Raw records

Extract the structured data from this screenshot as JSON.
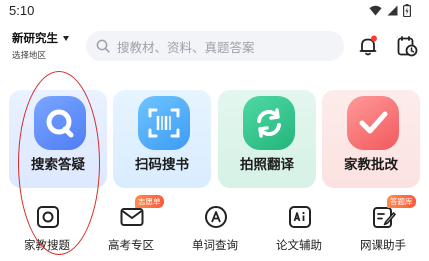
{
  "status_bar": {
    "time": "5:10"
  },
  "header": {
    "grade": "新研究生",
    "region": "选择地区",
    "search_placeholder": "搜教材、资料、真题答案"
  },
  "cards": [
    {
      "label": "搜索答疑",
      "icon": "magnifier-icon",
      "color": "#5b86f7"
    },
    {
      "label": "扫码搜书",
      "icon": "scan-icon",
      "color": "#4aa8f6"
    },
    {
      "label": "拍照翻译",
      "icon": "translate-icon",
      "color": "#2fc187"
    },
    {
      "label": "家教批改",
      "icon": "checkmark-icon",
      "color": "#f56a6d"
    }
  ],
  "tools": [
    {
      "label": "家教搜题",
      "icon": "camera-icon",
      "badge": ""
    },
    {
      "label": "高考专区",
      "icon": "envelope-icon",
      "badge": "志愿单"
    },
    {
      "label": "单词查询",
      "icon": "letter-a-icon",
      "badge": ""
    },
    {
      "label": "论文辅助",
      "icon": "ai-icon",
      "badge": ""
    },
    {
      "label": "网课助手",
      "icon": "edit-icon",
      "badge": "答题库"
    }
  ],
  "colors": {
    "annotation": "#d42b2b",
    "badge": "#ff6a3d",
    "notification_dot": "#ff3b30"
  }
}
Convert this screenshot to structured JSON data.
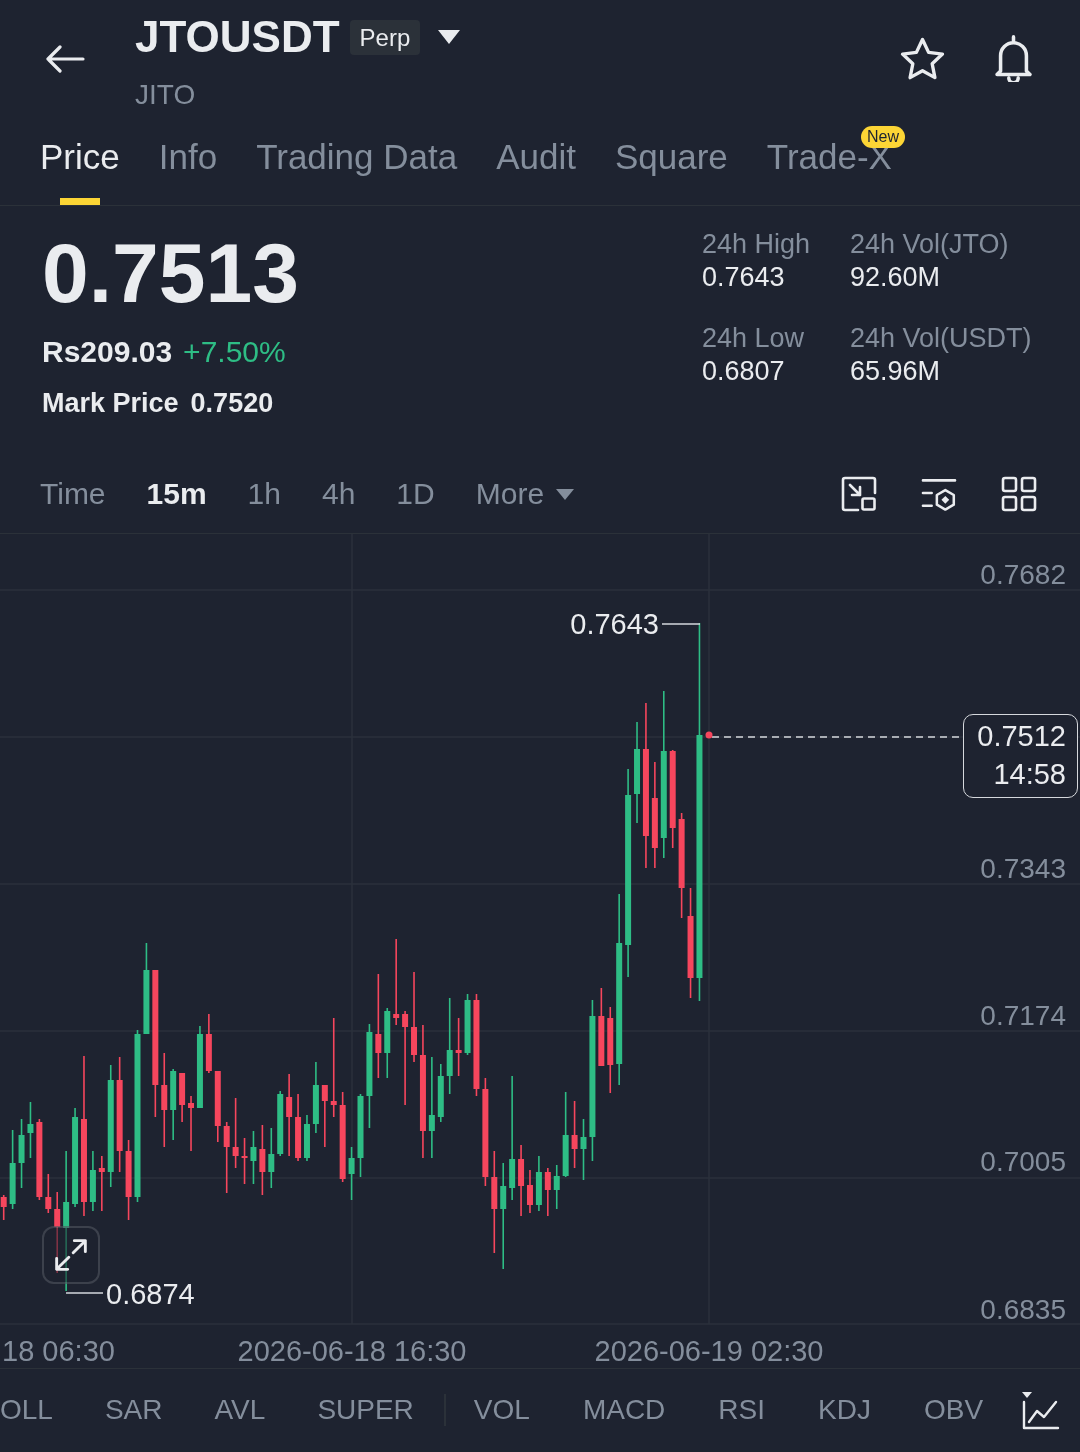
{
  "header": {
    "title": "JTOUSDT",
    "badge": "Perp",
    "subtitle": "JITO",
    "favorite": false
  },
  "tabs": [
    {
      "label": "Price",
      "selected": true
    },
    {
      "label": "Info",
      "selected": false
    },
    {
      "label": "Trading Data",
      "selected": false
    },
    {
      "label": "Audit",
      "selected": false
    },
    {
      "label": "Square",
      "selected": false
    },
    {
      "label": "Trade-X",
      "selected": false,
      "badge": "New"
    }
  ],
  "price": {
    "last_price": "0.7513",
    "fiat_value": "Rs209.03",
    "change": "+7.50%",
    "positive": true,
    "mark_price_label": "Mark Price",
    "mark_price": "0.7520"
  },
  "stats": [
    {
      "label": "24h High",
      "value": "0.7643"
    },
    {
      "label": "24h Vol(JTO)",
      "value": "92.60M"
    },
    {
      "label": "24h Low",
      "value": "0.6807"
    },
    {
      "label": "24h Vol(USDT)",
      "value": "65.96M"
    }
  ],
  "timeframes": [
    {
      "label": "Time",
      "selected": false,
      "kind": "option"
    },
    {
      "label": "15m",
      "selected": true,
      "kind": "option"
    },
    {
      "label": "1h",
      "selected": false,
      "kind": "option"
    },
    {
      "label": "4h",
      "selected": false,
      "kind": "option"
    },
    {
      "label": "1D",
      "selected": false,
      "kind": "option"
    },
    {
      "label": "More",
      "selected": false,
      "kind": "dropdown"
    }
  ],
  "chart": {
    "price_axis": [
      "0.7682",
      "0.7343",
      "0.7174",
      "0.7005",
      "0.6835"
    ],
    "time_axis": [
      "18 06:30",
      "2026-06-18 16:30",
      "2026-06-19 02:30"
    ],
    "high_label": "0.7643",
    "low_label": "0.6874",
    "last_price_tag": {
      "price": "0.7512",
      "countdown": "14:58"
    }
  },
  "indicators": {
    "main": [
      {
        "label": "OLL",
        "selected": false
      },
      {
        "label": "SAR",
        "selected": false
      },
      {
        "label": "AVL",
        "selected": false
      },
      {
        "label": "SUPER",
        "selected": false
      }
    ],
    "sub": [
      {
        "label": "VOL",
        "selected": false
      },
      {
        "label": "MACD",
        "selected": false
      },
      {
        "label": "RSI",
        "selected": false
      },
      {
        "label": "KDJ",
        "selected": false
      },
      {
        "label": "OBV",
        "selected": false
      }
    ]
  }
}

*WHAT IS ASKED*. Collect each line above holding the string "this".

*FULL OUTPUT*.
Extract the structured data from this screenshot as JSON.
Convert this screenshot to structured JSON data.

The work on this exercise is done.